# WHAT YOU SHOULD DO
Report all lines holding "Before".

# RECORDS
--------

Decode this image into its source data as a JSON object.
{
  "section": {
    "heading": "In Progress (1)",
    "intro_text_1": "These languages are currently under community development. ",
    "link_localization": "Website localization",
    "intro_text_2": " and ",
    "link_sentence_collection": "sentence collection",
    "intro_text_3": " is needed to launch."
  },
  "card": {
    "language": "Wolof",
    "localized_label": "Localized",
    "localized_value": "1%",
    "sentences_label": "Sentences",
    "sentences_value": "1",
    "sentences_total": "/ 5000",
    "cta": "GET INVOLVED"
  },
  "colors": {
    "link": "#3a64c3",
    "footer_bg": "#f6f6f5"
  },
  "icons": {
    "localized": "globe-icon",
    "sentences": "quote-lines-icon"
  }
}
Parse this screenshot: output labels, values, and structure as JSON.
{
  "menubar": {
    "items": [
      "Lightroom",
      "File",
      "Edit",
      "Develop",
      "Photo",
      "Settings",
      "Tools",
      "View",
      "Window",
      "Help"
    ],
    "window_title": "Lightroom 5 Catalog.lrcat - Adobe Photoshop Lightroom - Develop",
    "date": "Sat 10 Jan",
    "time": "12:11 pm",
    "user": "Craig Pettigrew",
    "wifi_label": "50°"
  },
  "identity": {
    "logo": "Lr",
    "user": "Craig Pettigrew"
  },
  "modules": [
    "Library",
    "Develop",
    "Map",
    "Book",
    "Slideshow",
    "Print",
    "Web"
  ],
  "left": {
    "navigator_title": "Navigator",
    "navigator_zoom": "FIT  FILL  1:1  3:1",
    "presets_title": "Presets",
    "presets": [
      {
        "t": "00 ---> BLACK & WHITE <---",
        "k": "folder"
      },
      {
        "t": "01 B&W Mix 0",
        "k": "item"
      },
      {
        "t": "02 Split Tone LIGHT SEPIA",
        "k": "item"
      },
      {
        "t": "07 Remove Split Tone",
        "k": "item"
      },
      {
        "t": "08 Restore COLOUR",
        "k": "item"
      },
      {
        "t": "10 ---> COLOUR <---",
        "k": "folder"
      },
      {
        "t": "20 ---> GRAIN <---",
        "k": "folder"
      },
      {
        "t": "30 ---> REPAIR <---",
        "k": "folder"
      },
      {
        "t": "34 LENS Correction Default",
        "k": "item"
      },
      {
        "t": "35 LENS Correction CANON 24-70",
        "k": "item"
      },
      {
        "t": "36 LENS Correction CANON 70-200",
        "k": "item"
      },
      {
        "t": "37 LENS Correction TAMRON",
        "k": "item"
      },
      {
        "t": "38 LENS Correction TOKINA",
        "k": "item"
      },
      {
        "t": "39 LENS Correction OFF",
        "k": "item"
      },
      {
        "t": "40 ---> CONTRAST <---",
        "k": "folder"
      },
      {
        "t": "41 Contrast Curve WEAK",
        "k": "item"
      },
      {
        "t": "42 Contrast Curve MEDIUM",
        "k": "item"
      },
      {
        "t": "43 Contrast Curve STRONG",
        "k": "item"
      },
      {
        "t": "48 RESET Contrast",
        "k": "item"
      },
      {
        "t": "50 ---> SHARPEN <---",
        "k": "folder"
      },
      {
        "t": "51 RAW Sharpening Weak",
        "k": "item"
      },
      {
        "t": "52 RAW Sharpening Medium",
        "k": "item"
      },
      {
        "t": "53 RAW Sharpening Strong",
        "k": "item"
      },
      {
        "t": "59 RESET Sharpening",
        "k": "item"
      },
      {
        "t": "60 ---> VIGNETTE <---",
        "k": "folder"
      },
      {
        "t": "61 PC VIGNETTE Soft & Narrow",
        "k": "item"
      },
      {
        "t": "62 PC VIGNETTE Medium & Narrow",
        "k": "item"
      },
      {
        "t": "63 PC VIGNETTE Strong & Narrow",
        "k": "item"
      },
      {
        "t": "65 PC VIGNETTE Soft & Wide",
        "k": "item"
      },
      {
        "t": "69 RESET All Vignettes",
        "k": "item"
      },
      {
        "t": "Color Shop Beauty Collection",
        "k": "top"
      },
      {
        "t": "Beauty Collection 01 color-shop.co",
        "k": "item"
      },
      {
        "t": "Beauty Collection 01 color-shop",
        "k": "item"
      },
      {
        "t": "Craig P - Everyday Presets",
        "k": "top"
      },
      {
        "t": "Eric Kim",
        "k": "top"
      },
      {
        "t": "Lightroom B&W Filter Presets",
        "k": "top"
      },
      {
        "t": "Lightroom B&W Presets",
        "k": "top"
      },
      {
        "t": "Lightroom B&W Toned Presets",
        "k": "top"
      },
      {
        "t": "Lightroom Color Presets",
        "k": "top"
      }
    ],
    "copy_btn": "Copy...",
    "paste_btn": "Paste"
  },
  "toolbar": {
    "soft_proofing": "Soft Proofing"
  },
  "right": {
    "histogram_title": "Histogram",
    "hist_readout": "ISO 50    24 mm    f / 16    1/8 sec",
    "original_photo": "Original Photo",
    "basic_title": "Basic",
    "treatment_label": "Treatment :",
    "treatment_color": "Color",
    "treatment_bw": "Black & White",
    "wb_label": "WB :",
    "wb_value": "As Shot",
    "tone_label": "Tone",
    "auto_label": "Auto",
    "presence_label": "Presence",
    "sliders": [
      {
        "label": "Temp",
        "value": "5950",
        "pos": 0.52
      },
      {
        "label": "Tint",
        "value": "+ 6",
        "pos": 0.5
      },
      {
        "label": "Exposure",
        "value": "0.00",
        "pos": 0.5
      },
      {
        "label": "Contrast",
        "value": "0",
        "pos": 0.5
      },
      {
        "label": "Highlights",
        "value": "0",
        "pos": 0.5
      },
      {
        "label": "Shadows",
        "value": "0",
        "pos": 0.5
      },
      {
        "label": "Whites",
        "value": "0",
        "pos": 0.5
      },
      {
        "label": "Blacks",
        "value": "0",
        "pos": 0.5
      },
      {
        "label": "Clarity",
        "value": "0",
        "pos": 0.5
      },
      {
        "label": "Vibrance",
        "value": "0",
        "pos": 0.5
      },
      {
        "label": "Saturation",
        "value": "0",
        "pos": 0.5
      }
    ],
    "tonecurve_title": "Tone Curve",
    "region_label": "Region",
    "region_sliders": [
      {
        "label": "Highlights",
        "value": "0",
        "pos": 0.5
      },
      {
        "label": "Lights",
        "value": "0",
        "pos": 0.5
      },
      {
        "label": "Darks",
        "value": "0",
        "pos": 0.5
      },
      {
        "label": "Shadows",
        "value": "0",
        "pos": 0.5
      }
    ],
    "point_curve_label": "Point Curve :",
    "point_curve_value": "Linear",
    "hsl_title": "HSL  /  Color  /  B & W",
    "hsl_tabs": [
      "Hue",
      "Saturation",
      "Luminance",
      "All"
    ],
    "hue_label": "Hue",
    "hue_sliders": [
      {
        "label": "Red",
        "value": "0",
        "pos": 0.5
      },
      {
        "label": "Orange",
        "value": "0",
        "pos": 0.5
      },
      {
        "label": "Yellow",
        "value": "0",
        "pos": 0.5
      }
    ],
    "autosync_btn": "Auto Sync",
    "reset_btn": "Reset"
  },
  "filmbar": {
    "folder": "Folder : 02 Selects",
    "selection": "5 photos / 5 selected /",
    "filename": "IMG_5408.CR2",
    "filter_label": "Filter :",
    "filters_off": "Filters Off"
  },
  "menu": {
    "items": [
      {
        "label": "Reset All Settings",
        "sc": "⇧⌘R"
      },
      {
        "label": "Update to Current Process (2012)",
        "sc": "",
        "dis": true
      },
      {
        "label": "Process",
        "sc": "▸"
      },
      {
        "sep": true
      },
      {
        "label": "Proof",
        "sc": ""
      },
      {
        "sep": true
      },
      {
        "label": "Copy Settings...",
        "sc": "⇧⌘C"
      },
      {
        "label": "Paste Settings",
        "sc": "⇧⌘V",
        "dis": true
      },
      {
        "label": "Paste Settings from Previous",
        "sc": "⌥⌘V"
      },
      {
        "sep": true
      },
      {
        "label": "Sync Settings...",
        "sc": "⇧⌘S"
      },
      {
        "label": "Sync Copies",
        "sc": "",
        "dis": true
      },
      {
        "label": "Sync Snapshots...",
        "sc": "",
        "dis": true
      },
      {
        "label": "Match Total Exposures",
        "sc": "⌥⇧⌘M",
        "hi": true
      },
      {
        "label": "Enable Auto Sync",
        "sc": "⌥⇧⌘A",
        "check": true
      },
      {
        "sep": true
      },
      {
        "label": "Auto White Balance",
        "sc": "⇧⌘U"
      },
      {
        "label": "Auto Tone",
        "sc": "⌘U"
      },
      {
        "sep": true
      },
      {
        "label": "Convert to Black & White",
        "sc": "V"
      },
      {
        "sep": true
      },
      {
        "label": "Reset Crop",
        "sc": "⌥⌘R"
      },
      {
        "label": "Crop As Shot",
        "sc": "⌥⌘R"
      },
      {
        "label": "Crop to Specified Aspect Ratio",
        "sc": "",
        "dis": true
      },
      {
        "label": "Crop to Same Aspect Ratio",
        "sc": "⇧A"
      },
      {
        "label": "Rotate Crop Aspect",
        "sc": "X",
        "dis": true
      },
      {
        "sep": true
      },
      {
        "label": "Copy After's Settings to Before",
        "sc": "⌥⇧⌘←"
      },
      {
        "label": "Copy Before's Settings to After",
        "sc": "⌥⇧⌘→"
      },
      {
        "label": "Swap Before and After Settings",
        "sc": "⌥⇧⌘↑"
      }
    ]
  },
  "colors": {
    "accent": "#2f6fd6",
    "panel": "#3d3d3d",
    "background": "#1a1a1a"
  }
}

--------

# OUTPUT
        "label": "Copy After's Settings to Before",
        "label": "Copy Before's Settings to After",
        "label": "Swap Before and After Settings",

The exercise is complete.